THE EXERCISE: Copy the data below word for word, from its first line through the line that contains "- point: [302, 280, 320, 302]". Include both of those lines.

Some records
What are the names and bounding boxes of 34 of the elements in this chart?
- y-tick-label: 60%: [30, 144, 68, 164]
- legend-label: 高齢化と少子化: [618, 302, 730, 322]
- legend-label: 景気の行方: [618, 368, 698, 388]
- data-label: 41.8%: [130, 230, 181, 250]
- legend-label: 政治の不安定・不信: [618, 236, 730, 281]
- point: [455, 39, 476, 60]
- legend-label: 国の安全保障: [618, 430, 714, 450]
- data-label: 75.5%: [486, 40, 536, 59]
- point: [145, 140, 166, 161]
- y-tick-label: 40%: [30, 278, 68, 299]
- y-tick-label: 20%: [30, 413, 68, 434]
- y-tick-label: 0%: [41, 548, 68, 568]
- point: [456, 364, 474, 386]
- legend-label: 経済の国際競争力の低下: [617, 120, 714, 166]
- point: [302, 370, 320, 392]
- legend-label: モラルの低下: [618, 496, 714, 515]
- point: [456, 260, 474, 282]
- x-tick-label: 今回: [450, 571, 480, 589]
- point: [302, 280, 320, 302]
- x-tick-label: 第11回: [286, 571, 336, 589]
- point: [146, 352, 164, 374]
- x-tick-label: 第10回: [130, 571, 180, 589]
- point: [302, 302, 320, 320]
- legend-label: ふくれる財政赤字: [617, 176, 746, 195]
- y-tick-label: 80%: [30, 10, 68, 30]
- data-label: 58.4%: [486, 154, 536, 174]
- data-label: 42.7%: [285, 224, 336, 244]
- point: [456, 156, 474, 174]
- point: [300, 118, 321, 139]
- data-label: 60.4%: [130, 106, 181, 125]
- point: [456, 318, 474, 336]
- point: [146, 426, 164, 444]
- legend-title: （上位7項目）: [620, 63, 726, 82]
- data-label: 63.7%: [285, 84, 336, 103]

FINAL RESULT:
What are the names and bounding boxes of 34 of the elements in this chart?
- y-tick-label: 60%: [30, 144, 68, 164]
- legend-label: 高齢化と少子化: [618, 302, 730, 322]
- legend-label: 景気の行方: [618, 368, 698, 388]
- data-label: 41.8%: [130, 230, 181, 250]
- legend-label: 政治の不安定・不信: [618, 236, 730, 281]
- point: [455, 39, 476, 60]
- legend-label: 国の安全保障: [618, 430, 714, 450]
- data-label: 75.5%: [486, 40, 536, 59]
- point: [145, 140, 166, 161]
- y-tick-label: 40%: [30, 278, 68, 299]
- y-tick-label: 20%: [30, 413, 68, 434]
- y-tick-label: 0%: [41, 548, 68, 568]
- point: [456, 364, 474, 386]
- legend-label: 経済の国際競争力の低下: [617, 120, 714, 166]
- point: [302, 370, 320, 392]
- legend-label: モラルの低下: [618, 496, 714, 515]
- point: [456, 260, 474, 282]
- x-tick-label: 今回: [450, 571, 480, 589]
- point: [302, 280, 320, 302]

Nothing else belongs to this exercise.